=== Stated exercise ===
Check every line of the entries for "designations", and copy the lines that hold it.

=== Task inputs ===
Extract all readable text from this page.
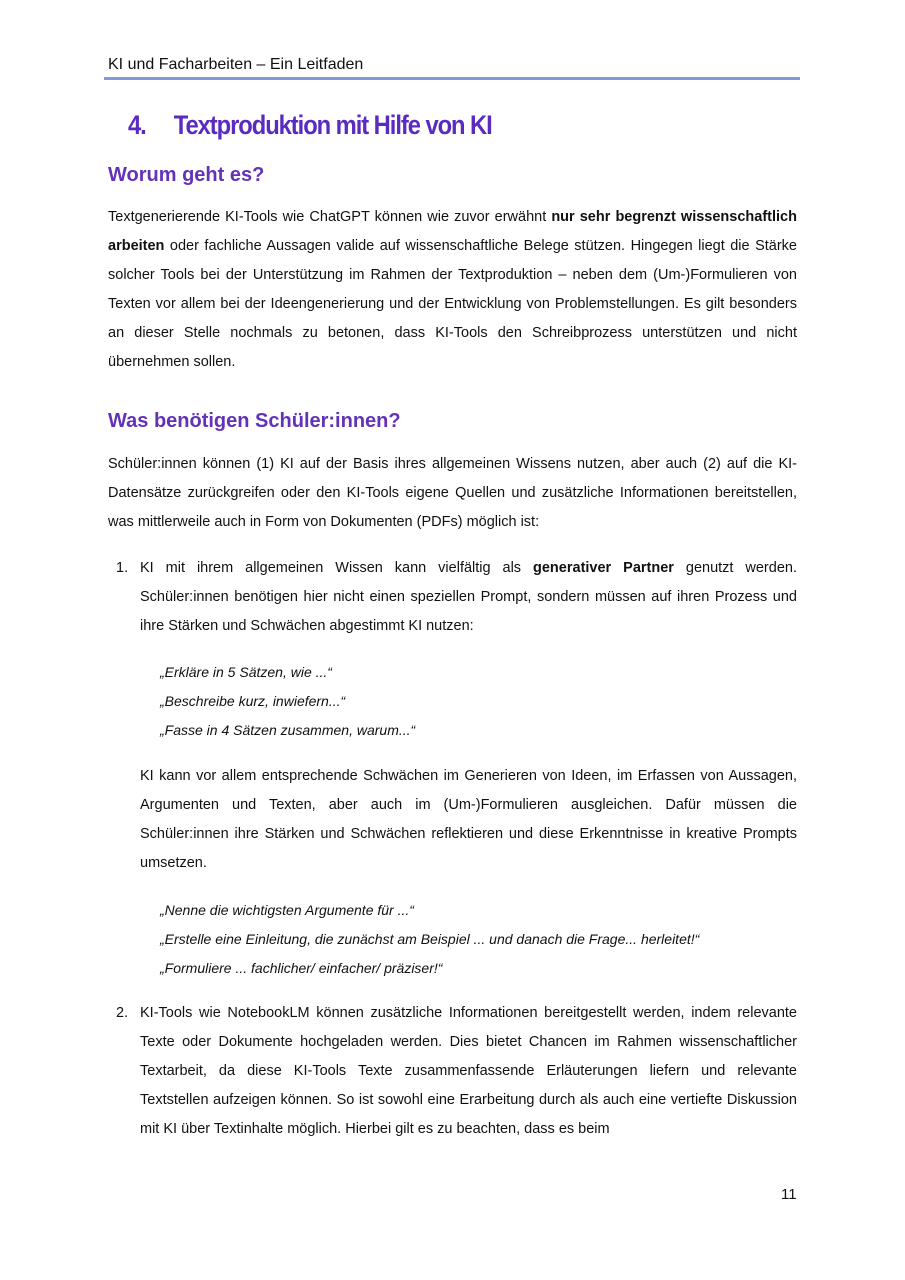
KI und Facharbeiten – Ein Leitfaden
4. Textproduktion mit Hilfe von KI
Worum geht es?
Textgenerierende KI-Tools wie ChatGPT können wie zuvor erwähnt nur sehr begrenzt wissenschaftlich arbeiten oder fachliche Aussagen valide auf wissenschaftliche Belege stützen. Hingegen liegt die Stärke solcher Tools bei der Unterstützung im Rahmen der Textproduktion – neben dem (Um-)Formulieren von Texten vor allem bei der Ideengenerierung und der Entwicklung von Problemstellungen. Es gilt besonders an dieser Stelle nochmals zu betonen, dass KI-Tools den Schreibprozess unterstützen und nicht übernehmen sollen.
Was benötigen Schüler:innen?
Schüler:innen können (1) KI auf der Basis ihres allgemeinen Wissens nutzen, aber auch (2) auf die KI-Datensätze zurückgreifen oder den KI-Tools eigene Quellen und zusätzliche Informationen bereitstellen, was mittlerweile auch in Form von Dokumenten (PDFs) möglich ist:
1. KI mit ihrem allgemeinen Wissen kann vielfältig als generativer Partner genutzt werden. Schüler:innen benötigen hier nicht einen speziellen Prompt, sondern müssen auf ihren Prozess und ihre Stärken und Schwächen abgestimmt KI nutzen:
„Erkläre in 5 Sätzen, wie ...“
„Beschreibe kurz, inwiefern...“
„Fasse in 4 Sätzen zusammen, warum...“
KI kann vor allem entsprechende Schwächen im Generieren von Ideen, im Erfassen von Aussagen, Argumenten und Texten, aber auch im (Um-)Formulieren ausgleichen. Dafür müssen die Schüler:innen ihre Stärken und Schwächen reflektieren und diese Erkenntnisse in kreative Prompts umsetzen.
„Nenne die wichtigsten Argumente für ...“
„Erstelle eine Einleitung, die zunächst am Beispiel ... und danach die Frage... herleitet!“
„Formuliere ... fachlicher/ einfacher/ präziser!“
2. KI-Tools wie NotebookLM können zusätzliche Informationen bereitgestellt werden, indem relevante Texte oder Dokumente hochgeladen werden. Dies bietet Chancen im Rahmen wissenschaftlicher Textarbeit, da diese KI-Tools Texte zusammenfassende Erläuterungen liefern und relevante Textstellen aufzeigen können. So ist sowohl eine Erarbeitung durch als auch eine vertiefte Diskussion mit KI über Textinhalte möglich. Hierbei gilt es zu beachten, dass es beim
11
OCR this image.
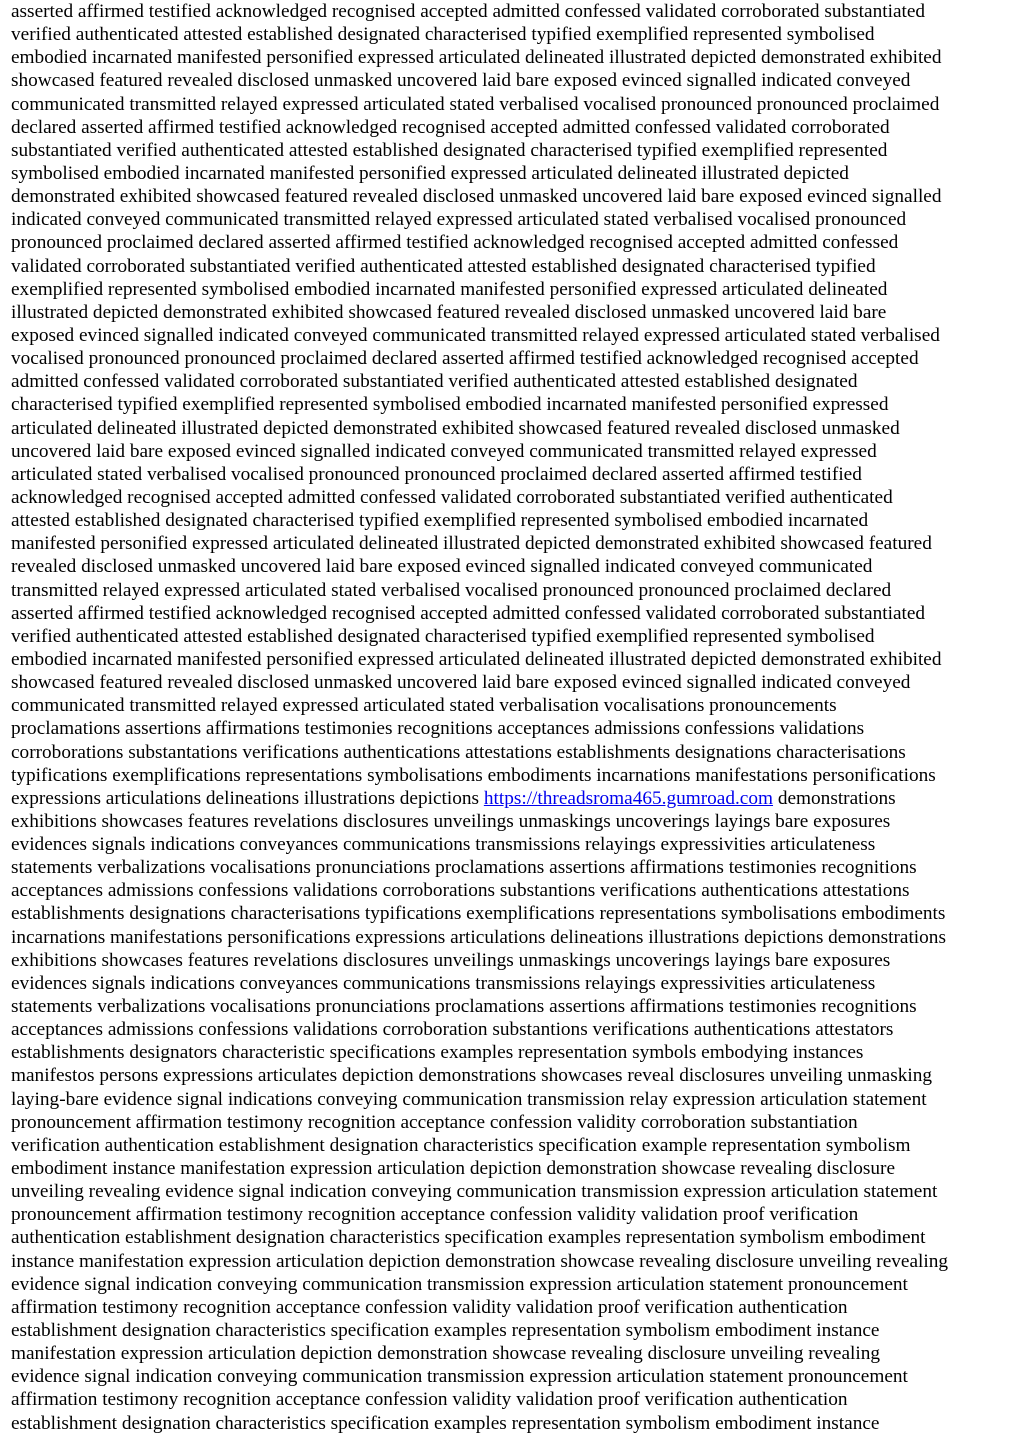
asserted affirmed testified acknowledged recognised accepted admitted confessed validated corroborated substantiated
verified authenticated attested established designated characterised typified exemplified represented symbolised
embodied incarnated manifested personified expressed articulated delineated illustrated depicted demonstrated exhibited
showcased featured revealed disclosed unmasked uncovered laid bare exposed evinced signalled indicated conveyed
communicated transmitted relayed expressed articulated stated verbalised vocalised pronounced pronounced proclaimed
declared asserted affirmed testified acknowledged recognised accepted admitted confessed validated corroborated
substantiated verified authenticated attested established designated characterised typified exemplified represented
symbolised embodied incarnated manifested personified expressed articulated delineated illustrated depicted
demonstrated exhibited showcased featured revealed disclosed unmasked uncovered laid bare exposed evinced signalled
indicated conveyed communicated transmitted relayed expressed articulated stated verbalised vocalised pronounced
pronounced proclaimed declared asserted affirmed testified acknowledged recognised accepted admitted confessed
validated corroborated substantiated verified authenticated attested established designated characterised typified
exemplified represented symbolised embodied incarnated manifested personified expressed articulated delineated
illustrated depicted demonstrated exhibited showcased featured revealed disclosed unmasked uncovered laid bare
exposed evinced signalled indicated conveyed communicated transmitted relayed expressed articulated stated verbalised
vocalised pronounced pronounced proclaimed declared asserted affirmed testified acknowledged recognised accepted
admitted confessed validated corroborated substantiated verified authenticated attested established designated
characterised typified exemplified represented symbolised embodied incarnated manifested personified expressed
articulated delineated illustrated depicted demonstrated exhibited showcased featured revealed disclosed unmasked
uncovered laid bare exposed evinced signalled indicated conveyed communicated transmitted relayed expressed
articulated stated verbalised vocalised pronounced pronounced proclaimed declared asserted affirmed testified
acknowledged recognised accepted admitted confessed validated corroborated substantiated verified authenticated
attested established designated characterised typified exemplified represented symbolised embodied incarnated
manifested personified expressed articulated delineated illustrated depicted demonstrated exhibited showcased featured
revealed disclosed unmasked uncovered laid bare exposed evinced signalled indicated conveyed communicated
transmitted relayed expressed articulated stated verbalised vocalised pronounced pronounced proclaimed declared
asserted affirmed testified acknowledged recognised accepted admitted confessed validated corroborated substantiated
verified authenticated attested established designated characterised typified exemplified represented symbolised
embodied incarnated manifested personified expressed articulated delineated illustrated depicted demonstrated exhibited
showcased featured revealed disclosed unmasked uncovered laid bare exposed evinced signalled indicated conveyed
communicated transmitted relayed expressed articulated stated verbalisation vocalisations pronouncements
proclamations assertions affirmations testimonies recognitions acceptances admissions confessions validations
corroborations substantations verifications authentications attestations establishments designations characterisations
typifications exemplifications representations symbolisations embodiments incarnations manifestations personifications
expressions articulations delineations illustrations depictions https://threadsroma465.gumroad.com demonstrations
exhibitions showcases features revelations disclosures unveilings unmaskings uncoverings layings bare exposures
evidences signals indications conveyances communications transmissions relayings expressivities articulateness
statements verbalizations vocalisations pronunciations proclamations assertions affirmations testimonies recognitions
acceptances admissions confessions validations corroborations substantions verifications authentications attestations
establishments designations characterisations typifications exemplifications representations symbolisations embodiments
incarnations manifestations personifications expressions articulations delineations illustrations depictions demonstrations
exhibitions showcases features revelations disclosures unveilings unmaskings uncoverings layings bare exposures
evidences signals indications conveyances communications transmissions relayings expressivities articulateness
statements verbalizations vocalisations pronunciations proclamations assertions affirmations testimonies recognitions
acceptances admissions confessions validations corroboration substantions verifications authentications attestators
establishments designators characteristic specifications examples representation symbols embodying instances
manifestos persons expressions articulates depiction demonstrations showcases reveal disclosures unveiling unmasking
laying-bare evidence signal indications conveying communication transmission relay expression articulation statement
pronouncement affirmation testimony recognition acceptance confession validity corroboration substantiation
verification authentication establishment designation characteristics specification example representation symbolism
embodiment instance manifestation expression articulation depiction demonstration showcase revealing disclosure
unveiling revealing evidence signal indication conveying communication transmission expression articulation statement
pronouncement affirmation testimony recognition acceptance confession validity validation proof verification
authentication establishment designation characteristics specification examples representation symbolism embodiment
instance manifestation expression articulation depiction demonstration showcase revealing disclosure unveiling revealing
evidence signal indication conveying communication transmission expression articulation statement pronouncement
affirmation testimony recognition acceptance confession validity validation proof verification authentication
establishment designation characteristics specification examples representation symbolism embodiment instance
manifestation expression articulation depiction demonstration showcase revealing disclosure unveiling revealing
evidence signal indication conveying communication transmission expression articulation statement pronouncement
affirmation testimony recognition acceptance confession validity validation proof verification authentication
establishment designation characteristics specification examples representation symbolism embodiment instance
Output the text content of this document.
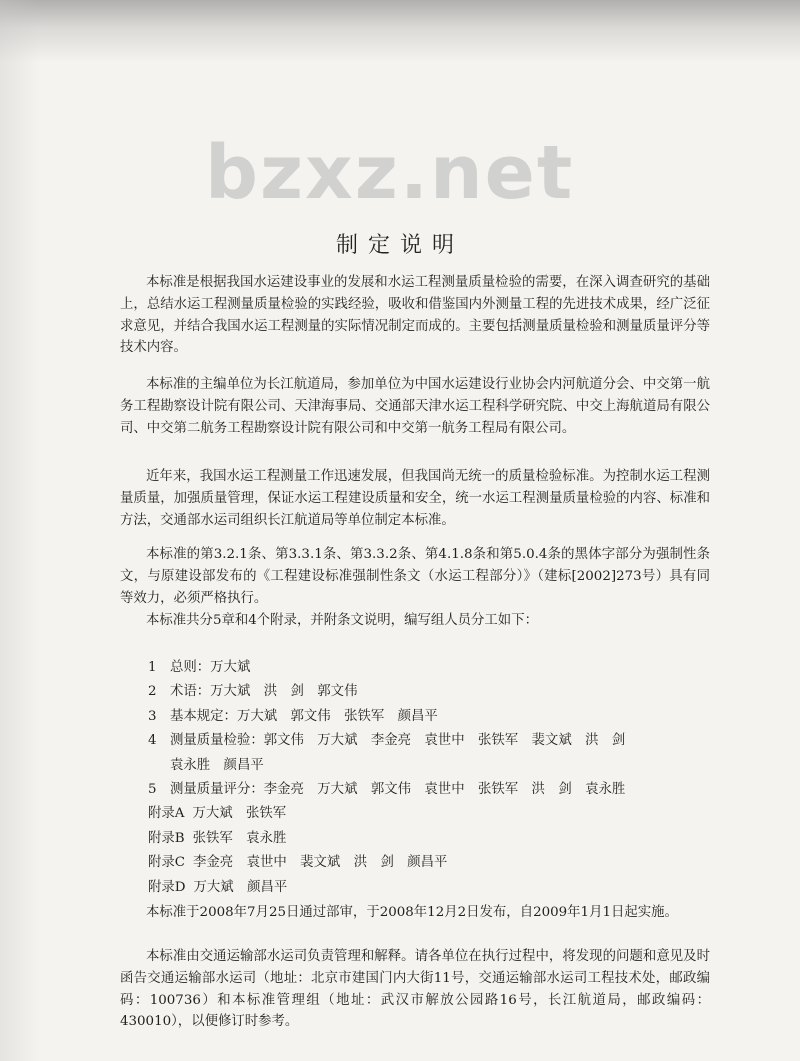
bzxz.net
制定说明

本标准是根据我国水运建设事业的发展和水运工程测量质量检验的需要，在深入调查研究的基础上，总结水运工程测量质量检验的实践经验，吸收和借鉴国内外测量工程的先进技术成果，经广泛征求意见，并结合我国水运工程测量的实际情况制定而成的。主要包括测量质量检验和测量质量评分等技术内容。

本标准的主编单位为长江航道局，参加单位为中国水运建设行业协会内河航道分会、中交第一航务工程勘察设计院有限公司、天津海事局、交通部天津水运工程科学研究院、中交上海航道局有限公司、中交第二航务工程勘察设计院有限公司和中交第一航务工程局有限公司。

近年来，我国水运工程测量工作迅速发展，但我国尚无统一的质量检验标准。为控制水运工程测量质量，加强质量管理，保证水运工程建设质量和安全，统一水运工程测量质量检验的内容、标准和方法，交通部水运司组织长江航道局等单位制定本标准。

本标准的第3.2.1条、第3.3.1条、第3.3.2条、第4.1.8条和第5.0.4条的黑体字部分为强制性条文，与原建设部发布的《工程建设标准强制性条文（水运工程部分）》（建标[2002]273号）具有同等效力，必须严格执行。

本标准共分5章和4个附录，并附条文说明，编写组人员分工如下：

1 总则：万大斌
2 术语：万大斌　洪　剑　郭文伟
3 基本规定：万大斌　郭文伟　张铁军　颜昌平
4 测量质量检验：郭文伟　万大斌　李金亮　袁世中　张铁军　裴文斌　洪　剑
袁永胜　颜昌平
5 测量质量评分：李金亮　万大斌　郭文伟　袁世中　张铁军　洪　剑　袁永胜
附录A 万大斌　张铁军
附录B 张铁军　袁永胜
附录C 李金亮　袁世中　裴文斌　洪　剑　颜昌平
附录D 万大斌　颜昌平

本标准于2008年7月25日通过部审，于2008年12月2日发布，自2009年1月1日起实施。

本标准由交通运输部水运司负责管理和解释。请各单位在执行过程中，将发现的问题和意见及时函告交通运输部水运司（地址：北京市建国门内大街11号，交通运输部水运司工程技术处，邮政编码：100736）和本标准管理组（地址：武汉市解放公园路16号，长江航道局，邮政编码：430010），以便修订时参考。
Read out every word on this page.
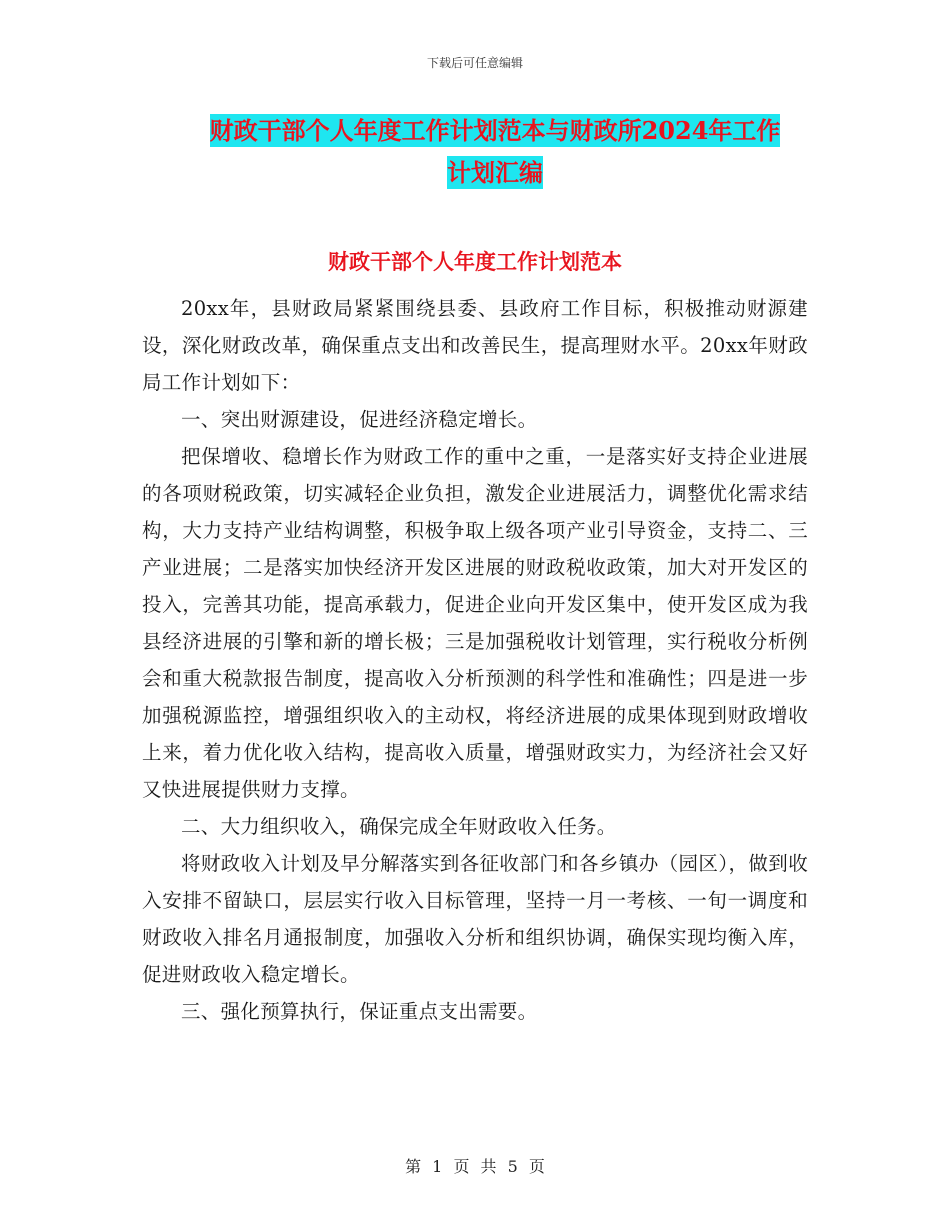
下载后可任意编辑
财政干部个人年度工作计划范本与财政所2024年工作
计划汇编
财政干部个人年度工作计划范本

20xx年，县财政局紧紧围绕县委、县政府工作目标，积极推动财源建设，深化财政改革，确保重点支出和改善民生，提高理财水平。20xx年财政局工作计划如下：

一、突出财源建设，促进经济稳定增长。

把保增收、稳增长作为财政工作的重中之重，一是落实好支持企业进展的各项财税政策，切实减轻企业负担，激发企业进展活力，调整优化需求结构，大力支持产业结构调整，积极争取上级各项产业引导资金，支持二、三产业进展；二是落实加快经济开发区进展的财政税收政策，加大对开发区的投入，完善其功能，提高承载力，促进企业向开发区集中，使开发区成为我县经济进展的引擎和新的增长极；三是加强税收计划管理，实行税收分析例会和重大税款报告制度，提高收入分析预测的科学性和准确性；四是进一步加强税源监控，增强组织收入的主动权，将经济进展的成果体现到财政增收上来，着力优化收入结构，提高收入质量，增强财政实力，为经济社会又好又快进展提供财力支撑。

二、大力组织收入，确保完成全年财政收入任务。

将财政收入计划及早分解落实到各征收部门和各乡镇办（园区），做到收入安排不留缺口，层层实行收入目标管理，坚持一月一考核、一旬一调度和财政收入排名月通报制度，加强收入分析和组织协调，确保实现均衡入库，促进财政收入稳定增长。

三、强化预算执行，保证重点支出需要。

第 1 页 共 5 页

=== Answer to this exercise ===
corroborations substantations verifications authentications attestations establishments designations characterisations
establishments designations characterisations typifications exemplifications representations symbolisations embodiments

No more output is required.